> **Supplied entries**:
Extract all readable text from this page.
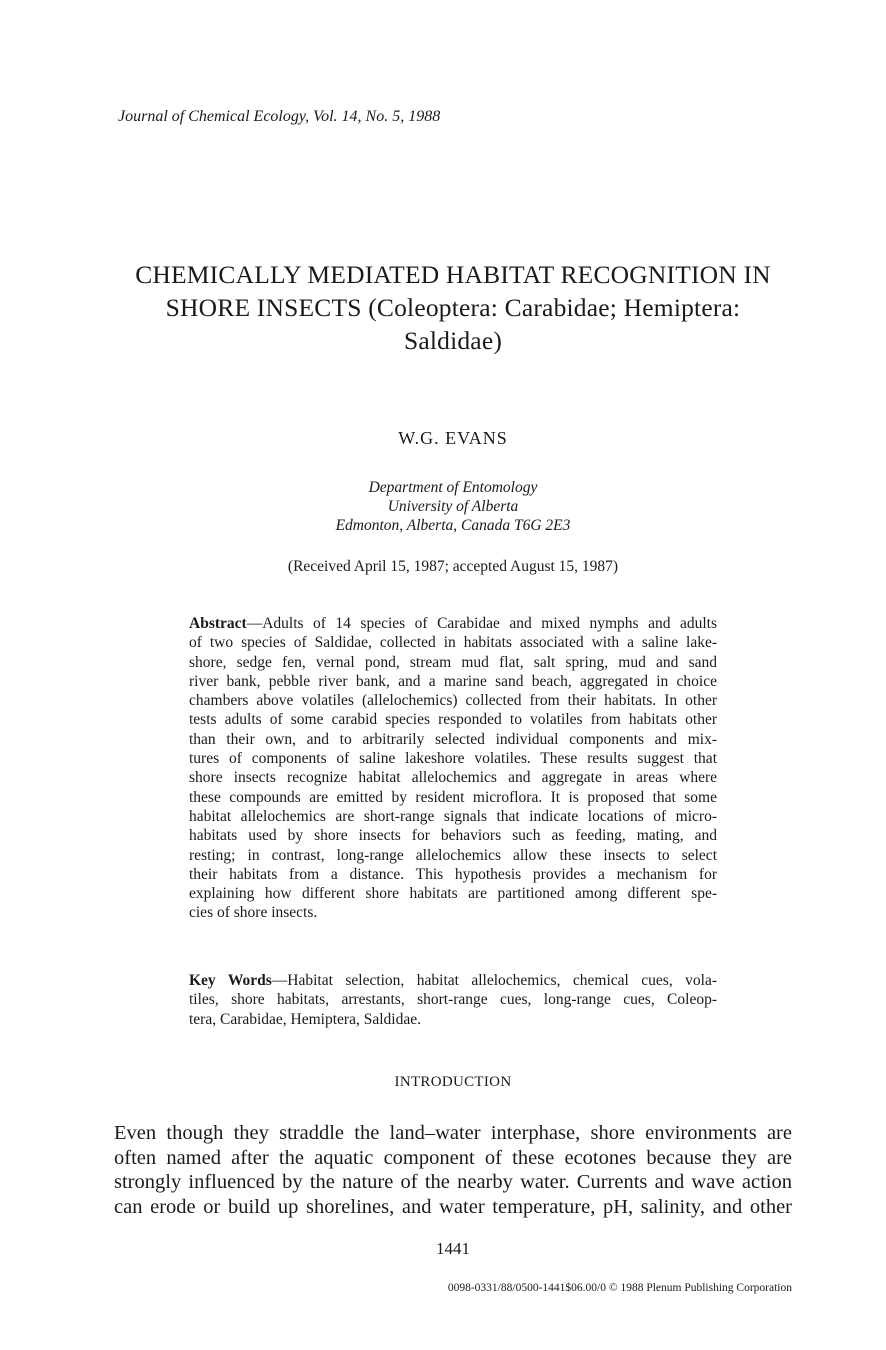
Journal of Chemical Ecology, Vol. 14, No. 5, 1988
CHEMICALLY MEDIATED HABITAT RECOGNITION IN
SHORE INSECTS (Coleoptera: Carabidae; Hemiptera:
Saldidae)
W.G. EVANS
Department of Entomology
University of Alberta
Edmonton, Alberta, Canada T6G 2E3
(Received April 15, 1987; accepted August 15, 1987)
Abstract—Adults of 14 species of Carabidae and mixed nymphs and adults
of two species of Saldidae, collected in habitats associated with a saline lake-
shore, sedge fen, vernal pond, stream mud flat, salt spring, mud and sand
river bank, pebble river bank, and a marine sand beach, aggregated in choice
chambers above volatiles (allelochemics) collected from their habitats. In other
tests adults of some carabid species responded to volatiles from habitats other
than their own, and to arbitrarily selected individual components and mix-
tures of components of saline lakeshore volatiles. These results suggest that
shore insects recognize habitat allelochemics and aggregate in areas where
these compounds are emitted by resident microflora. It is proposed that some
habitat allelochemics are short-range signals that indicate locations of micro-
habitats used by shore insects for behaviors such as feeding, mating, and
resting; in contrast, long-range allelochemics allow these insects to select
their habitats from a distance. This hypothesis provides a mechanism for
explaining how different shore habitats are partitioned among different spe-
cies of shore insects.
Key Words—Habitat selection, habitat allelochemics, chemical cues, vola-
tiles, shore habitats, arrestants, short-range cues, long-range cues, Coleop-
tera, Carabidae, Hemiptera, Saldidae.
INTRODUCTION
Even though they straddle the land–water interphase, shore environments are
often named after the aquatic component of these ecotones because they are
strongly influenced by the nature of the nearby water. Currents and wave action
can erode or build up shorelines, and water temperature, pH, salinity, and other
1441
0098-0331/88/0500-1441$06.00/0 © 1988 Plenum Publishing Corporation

---

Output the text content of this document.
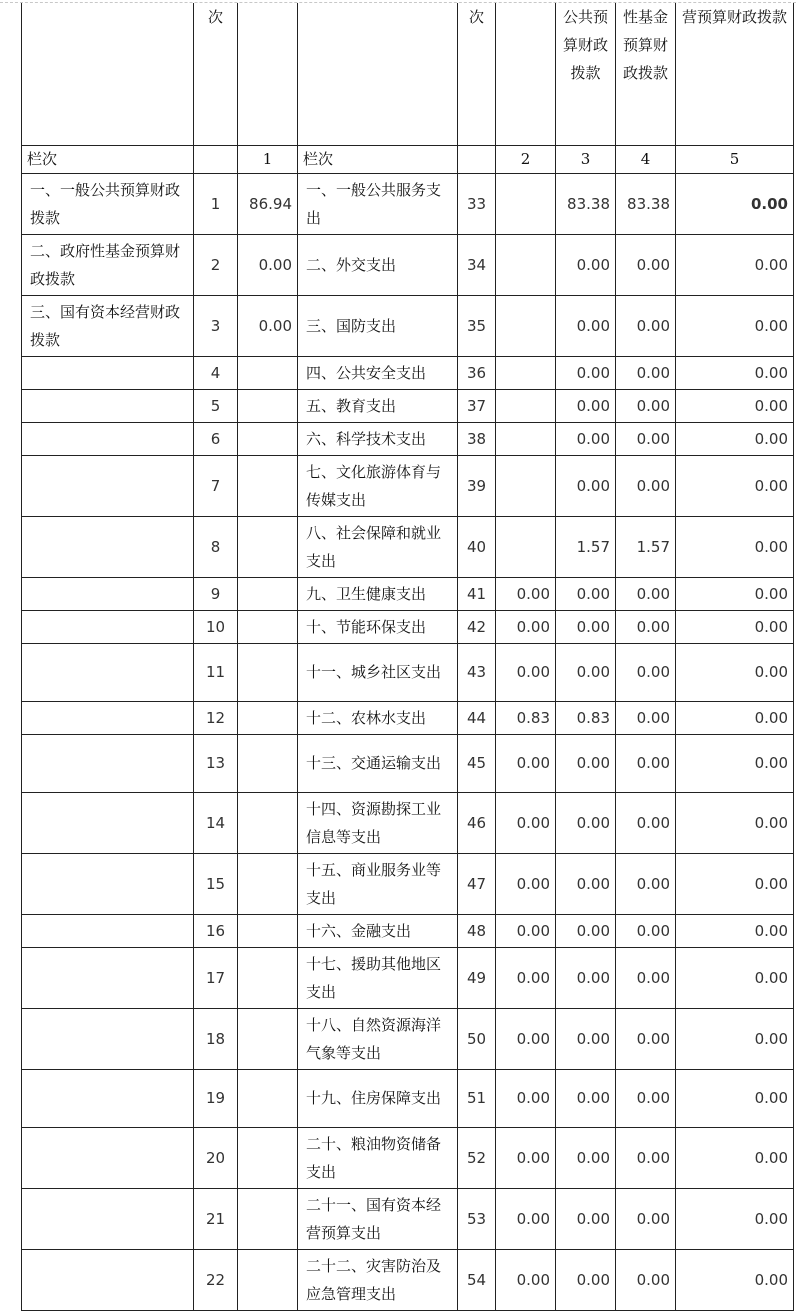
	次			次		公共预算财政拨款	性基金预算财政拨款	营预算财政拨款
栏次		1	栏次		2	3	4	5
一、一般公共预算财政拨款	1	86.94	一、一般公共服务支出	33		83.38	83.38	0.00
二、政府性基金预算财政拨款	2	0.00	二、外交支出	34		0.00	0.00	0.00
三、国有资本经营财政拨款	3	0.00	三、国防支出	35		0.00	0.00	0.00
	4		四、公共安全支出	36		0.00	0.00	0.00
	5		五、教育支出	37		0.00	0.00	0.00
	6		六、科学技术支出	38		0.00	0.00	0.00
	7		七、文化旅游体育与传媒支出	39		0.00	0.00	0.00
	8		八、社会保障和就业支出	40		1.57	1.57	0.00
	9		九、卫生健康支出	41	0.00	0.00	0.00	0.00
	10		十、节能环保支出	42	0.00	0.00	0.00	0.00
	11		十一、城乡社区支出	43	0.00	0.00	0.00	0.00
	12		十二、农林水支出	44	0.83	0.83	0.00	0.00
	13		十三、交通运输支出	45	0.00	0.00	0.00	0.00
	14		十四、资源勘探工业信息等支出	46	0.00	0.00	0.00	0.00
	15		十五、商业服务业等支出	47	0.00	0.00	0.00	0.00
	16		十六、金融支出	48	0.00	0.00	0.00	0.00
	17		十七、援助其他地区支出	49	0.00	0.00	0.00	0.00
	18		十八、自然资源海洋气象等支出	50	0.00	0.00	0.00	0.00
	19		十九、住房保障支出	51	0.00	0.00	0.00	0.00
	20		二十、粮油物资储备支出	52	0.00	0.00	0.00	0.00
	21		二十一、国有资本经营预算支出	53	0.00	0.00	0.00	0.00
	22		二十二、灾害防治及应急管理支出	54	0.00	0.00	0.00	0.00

> **Short exercise**:
Gather all the lines that include the word "sand" and copy them out.

> **Task output**:
shore, sedge fen, vernal pond, stream mud flat, salt spring, mud and sand
river bank, pebble river bank, and a marine sand beach, aggregated in choice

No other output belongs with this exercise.